[Collected data entries]
= = = =

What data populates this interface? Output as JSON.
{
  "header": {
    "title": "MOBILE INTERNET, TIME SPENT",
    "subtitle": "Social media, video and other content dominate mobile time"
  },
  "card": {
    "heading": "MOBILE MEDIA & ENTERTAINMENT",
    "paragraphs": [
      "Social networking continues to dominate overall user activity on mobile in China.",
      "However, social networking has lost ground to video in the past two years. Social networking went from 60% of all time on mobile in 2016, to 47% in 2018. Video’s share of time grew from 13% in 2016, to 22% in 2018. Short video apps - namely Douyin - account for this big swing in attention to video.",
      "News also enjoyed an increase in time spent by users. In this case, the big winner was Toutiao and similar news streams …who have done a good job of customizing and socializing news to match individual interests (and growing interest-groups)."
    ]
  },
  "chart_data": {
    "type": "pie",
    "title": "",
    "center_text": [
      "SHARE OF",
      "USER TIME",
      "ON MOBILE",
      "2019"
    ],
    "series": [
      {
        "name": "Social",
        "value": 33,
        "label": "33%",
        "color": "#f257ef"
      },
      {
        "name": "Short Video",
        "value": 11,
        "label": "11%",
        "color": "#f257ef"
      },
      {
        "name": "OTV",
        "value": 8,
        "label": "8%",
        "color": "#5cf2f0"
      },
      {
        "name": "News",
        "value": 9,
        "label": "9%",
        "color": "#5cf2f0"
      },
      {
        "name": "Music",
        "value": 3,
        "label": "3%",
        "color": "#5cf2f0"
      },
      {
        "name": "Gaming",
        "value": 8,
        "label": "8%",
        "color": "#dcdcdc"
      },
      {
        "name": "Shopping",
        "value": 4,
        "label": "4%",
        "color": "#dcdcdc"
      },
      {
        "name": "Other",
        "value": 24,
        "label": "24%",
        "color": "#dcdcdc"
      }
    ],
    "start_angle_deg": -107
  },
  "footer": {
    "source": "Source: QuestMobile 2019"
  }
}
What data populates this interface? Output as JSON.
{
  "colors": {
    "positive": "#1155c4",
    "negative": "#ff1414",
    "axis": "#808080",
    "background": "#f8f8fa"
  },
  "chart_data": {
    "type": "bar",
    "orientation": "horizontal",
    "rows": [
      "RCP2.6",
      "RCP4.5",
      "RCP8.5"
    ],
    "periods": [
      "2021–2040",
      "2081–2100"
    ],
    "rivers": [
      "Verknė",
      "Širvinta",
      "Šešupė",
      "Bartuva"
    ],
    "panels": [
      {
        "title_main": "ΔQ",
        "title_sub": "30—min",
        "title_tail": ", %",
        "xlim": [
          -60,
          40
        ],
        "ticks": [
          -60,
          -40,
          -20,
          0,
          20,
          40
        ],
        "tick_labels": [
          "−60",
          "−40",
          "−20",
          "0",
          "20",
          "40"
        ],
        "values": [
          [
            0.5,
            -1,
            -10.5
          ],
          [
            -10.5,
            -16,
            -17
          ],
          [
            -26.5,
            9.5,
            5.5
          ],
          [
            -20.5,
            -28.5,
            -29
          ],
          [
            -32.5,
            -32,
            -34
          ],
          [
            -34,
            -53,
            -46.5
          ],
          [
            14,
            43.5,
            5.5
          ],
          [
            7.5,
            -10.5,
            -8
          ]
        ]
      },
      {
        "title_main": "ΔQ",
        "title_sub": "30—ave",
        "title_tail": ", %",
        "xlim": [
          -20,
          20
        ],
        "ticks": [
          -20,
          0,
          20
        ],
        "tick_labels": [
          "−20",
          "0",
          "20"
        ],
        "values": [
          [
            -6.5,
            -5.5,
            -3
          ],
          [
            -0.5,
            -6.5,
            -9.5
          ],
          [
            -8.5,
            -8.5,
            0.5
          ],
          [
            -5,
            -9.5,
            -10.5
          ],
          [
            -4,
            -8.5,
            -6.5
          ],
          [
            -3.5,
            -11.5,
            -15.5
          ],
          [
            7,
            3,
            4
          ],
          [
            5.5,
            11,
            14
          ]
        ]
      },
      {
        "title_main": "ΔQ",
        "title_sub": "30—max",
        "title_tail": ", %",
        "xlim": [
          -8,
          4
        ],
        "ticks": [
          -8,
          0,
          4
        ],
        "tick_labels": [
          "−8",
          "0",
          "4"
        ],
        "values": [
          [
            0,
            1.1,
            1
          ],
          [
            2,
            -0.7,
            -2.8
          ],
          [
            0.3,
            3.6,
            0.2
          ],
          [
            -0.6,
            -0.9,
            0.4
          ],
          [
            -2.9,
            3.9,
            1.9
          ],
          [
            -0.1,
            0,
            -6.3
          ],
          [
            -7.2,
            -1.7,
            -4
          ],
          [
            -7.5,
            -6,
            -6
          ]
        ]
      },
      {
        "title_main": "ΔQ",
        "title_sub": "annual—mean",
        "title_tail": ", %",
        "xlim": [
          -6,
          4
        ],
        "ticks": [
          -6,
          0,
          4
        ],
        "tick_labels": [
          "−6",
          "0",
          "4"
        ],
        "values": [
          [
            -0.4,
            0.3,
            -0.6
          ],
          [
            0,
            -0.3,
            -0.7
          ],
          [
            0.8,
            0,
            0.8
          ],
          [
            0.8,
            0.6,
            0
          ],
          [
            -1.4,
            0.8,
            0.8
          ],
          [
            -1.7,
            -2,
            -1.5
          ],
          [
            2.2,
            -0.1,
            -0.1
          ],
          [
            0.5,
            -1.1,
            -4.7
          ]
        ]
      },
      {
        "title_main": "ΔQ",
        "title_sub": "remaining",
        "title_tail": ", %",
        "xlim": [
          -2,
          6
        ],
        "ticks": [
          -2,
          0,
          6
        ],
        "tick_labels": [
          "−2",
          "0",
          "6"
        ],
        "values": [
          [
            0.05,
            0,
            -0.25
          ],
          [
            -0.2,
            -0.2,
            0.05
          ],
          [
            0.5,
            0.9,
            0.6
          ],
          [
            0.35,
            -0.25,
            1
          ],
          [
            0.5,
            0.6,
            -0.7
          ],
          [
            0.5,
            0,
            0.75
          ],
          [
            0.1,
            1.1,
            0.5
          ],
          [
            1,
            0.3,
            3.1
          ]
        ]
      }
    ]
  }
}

= = = =

Copy down the material exactly as written.

▶ _The solution_:
What data populates this interface? Output as JSON.
{
  "header": {
    "title": "MOBILE INTERNET, TIME SPENT",
    "subtitle": "Social media, video and other content dominate mobile time"
  },
  "card": {
    "heading": "MOBILE MEDIA & ENTERTAINMENT",
    "paragraphs": [
      "Social networking continues to dominate overall user activity on mobile in China.",
      "However, social networking has lost ground to video in the past two years. Social networking went from 60% of all time on mobile in 2016, to 47% in 2018. Video’s share of time grew from 13% in 2016, to 22% in 2018. Short video apps - namely Douyin - account for this big swing in attention to video.",
      "News also enjoyed an increase in time spent by users. In this case, the big winner was Toutiao and similar news streams …who have done a good job of customizing and socializing news to match individual interests (and growing interest-groups)."
    ]
  },
  "chart_data": {
    "type": "pie",
    "title": "",
    "center_text": [
      "SHARE OF",
      "USER TIME",
      "ON MOBILE",
      "2019"
    ],
    "series": [
      {
        "name": "Social",
        "value": 33,
        "label": "33%",
        "color": "#f257ef"
      },
      {
        "name": "Short Video",
        "value": 11,
        "label": "11%",
        "color": "#f257ef"
      },
      {
        "name": "OTV",
        "value": 8,
        "label": "8%",
        "color": "#5cf2f0"
      },
      {
        "name": "News",
        "value": 9,
        "label": "9%",
        "color": "#5cf2f0"
      },
      {
        "name": "Music",
        "value": 3,
        "label": "3%",
        "color": "#5cf2f0"
      },
      {
        "name": "Gaming",
        "value": 8,
        "label": "8%",
        "color": "#dcdcdc"
      },
      {
        "name": "Shopping",
        "value": 4,
        "label": "4%",
        "color": "#dcdcdc"
      },
      {
        "name": "Other",
        "value": 24,
        "label": "24%",
        "color": "#dcdcdc"
      }
    ],
    "start_angle_deg": -107
  },
  "footer": {
    "source": "Source: QuestMobile 2019"
  }
}
What data populates this interface? Output as JSON.
{
  "colors": {
    "positive": "#1155c4",
    "negative": "#ff1414",
    "axis": "#808080",
    "background": "#f8f8fa"
  },
  "chart_data": {
    "type": "bar",
    "orientation": "horizontal",
    "rows": [
      "RCP2.6",
      "RCP4.5",
      "RCP8.5"
    ],
    "periods": [
      "2021–2040",
      "2081–2100"
    ],
    "rivers": [
      "Verknė",
      "Širvinta",
      "Šešupė",
      "Bartuva"
    ],
    "panels": [
      {
        "title_main": "ΔQ",
        "title_sub": "30—min",
        "title_tail": ", %",
        "xlim": [
          -60,
          40
        ],
        "ticks": [
          -60,
          -40,
          -20,
          0,
          20,
          40
        ],
        "tick_labels": [
          "−60",
          "−40",
          "−20",
          "0",
          "20",
          "40"
        ],
        "values": [
          [
            0.5,
            -1,
            -10.5
          ],
          [
            -10.5,
            -16,
            -17
          ],
          [
            -26.5,
            9.5,
            5.5
          ],
          [
            -20.5,
            -28.5,
            -29
          ],
          [
            -32.5,
            -32,
            -34
          ],
          [
            -34,
            -53,
            -46.5
          ],
          [
            14,
            43.5,
            5.5
          ],
          [
            7.5,
            -10.5,
            -8
          ]
        ]
      },
      {
        "title_main": "ΔQ",
        "title_sub": "30—ave",
        "title_tail": ", %",
        "xlim": [
          -20,
          20
        ],
        "ticks": [
          -20,
          0,
          20
        ],
        "tick_labels": [
          "−20",
          "0",
          "20"
        ],
        "values": [
          [
            -6.5,
            -5.5,
            -3
          ],
          [
            -0.5,
            -6.5,
            -9.5
          ],
          [
            -8.5,
            -8.5,
            0.5
          ],
          [
            -5,
            -9.5,
            -10.5
          ],
          [
            -4,
            -8.5,
            -6.5
          ],
          [
            -3.5,
            -11.5,
            -15.5
          ],
          [
            7,
            3,
            4
          ],
          [
            5.5,
            11,
            14
          ]
        ]
      },
      {
        "title_main": "ΔQ",
        "title_sub": "30—max",
        "title_tail": ", %",
        "xlim": [
          -8,
          4
        ],
        "ticks": [
          -8,
          0,
          4
        ],
        "tick_labels": [
          "−8",
          "0",
          "4"
        ],
        "values": [
          [
            0,
            1.1,
            1
          ],
          [
            2,
            -0.7,
            -2.8
          ],
          [
            0.3,
            3.6,
            0.2
          ],
          [
            -0.6,
            -0.9,
            0.4
          ],
          [
            -2.9,
            3.9,
            1.9
          ],
          [
            -0.1,
            0,
            -6.3
          ],
          [
            -7.2,
            -1.7,
            -4
          ],
          [
            -7.5,
            -6,
            -6
          ]
        ]
      },
      {
        "title_main": "ΔQ",
        "title_sub": "annual—mean",
        "title_tail": ", %",
        "xlim": [
          -6,
          4
        ],
        "ticks": [
          -6,
          0,
          4
        ],
        "tick_labels": [
          "−6",
          "0",
          "4"
        ],
        "values": [
          [
            -0.4,
            0.3,
            -0.6
          ],
          [
            0,
            -0.3,
            -0.7
          ],
          [
            0.8,
            0,
            0.8
          ],
          [
            0.8,
            0.6,
            0
          ],
          [
            -1.4,
            0.8,
            0.8
          ],
          [
            -1.7,
            -2,
            -1.5
          ],
          [
            2.2,
            -0.1,
            -0.1
          ],
          [
            0.5,
            -1.1,
            -4.7
          ]
        ]
      },
      {
        "title_main": "ΔQ",
        "title_sub": "remaining",
        "title_tail": ", %",
        "xlim": [
          -2,
          6
        ],
        "ticks": [
          -2,
          0,
          6
        ],
        "tick_labels": [
          "−2",
          "0",
          "6"
        ],
        "values": [
          [
            0.05,
            0,
            -0.25
          ],
          [
            -0.2,
            -0.2,
            0.05
          ],
          [
            0.5,
            0.9,
            0.6
          ],
          [
            0.35,
            -0.25,
            1
          ],
          [
            0.5,
            0.6,
            -0.7
          ],
          [
            0.5,
            0,
            0.75
          ],
          [
            0.1,
            1.1,
            0.5
          ],
          [
            1,
            0.3,
            3.1
          ]
        ]
      }
    ]
  }
}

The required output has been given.